#### Data supplied

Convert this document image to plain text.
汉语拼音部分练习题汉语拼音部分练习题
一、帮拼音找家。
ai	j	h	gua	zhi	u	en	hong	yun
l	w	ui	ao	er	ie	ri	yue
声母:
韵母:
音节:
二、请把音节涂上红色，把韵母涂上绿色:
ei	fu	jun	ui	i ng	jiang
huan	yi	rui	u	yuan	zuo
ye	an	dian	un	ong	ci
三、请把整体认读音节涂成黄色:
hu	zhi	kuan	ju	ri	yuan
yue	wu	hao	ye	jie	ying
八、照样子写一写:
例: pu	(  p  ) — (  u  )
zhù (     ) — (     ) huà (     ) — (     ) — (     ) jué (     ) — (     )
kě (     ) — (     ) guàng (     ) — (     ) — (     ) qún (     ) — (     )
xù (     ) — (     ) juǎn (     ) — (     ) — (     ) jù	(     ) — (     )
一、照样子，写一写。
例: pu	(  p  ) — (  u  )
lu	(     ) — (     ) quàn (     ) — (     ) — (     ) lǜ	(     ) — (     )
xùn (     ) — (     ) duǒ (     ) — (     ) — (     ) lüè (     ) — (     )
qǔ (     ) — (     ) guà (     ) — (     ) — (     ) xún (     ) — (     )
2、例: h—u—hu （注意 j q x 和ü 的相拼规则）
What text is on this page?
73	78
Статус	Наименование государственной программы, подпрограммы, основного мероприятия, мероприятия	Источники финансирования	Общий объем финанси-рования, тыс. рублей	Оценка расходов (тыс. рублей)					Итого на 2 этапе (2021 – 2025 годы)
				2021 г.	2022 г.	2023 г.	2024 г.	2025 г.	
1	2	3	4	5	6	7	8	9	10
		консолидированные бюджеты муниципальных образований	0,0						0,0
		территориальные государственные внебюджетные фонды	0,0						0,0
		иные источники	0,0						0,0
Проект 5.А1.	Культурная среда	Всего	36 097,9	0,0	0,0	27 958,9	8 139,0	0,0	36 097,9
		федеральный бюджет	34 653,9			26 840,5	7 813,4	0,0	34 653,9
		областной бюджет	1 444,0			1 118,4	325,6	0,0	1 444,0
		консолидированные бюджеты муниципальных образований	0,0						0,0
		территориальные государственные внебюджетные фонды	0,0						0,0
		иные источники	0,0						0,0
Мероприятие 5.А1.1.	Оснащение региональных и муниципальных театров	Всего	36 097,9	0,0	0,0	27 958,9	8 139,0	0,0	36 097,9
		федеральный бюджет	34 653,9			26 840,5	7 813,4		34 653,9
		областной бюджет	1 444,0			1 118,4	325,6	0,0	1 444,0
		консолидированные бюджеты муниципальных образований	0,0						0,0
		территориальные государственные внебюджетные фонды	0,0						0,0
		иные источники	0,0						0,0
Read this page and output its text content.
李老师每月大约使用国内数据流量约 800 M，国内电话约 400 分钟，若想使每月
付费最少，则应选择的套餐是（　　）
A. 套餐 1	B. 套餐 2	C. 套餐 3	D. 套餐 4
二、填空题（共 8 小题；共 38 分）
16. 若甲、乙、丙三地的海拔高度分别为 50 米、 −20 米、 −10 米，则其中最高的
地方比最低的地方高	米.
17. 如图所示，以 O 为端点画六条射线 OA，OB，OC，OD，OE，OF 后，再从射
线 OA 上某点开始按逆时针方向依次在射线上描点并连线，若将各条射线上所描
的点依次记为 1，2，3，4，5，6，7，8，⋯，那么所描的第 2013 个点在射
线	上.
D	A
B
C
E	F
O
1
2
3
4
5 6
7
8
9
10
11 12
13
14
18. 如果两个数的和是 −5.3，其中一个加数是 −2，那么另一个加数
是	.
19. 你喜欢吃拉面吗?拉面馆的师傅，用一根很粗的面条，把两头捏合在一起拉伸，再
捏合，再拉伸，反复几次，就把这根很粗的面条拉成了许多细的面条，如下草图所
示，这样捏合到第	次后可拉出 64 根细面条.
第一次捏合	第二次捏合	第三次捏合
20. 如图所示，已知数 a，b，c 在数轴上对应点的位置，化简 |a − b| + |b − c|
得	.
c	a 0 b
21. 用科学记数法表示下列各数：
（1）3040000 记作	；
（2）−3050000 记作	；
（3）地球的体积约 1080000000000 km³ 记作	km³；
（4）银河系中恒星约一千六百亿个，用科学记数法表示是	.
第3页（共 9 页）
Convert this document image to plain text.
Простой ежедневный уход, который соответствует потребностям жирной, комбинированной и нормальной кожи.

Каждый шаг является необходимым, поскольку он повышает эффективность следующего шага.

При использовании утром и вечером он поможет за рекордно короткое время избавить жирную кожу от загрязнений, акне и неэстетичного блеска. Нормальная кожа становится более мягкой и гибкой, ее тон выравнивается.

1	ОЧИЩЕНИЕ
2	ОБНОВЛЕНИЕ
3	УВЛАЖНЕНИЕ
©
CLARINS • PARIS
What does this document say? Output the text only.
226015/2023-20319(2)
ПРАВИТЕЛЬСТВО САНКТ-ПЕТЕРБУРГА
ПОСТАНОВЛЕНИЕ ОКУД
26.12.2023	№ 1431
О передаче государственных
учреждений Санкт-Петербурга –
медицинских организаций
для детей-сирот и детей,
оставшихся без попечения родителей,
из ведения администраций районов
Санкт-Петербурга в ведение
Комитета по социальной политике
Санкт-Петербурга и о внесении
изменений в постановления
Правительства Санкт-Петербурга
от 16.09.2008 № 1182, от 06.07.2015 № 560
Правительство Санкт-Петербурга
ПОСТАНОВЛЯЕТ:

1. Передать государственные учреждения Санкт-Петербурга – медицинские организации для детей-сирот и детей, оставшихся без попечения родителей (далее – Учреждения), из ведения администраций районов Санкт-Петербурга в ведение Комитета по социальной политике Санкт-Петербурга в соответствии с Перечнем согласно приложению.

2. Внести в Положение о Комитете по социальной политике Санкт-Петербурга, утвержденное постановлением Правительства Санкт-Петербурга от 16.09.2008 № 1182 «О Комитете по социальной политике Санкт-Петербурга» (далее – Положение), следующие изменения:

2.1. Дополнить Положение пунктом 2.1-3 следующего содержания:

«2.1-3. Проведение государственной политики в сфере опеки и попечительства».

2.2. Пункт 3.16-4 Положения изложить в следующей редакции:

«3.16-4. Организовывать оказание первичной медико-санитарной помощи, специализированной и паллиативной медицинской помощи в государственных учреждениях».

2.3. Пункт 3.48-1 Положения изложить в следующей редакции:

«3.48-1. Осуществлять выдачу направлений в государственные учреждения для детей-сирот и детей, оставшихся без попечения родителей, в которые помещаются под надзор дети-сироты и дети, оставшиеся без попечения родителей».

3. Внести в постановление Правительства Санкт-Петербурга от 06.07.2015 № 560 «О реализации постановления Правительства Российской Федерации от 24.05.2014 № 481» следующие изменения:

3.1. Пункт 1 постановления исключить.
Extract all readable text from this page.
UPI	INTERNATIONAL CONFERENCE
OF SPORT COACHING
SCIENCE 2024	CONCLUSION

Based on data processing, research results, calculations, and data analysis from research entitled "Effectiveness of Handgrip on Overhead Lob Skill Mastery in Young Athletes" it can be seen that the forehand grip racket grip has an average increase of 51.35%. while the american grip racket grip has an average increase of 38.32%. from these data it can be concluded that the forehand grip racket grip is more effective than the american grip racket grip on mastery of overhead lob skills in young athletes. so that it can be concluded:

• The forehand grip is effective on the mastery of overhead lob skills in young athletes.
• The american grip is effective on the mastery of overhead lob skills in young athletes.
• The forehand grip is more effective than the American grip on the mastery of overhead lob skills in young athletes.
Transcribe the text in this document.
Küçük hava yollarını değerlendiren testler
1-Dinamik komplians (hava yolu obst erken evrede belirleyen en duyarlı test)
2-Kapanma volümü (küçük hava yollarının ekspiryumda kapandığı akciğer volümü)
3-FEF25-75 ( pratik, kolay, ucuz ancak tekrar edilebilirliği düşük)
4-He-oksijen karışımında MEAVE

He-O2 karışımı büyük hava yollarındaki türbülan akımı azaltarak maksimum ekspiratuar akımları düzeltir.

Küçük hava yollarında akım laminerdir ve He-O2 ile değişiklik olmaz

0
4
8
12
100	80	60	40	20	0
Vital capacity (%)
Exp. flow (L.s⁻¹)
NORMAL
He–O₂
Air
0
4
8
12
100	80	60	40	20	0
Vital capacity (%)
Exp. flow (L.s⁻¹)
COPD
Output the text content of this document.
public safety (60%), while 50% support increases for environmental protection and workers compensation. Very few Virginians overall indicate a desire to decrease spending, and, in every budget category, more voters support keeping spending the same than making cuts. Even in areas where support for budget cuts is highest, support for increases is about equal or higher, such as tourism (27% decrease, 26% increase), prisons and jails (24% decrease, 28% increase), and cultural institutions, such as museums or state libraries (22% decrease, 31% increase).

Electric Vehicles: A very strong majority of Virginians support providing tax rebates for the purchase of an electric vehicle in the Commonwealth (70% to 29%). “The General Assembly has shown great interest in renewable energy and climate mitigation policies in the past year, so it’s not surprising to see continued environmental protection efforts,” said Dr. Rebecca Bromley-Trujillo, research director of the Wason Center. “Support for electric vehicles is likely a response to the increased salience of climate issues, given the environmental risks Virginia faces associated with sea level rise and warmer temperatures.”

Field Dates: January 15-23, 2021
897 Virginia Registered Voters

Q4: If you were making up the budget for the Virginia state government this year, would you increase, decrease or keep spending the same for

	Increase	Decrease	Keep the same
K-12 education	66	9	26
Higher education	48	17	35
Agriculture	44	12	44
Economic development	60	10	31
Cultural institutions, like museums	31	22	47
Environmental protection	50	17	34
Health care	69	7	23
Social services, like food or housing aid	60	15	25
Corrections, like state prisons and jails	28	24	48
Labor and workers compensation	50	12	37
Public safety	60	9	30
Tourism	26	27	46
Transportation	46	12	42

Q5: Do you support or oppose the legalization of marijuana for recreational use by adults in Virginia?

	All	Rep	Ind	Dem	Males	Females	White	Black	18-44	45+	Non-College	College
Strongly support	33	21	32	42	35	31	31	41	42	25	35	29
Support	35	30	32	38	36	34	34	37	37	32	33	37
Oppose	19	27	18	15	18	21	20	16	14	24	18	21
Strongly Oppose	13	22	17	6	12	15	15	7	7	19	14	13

########

## Task prompt
Locate all lines in the listing above with the word "редакции". Copy them.

## Output for this exercise
2.2. Пункт 3.16-4 Положения изложить в следующей редакции:
2.3. Пункт 3.48-1 Положения изложить в следующей редакции:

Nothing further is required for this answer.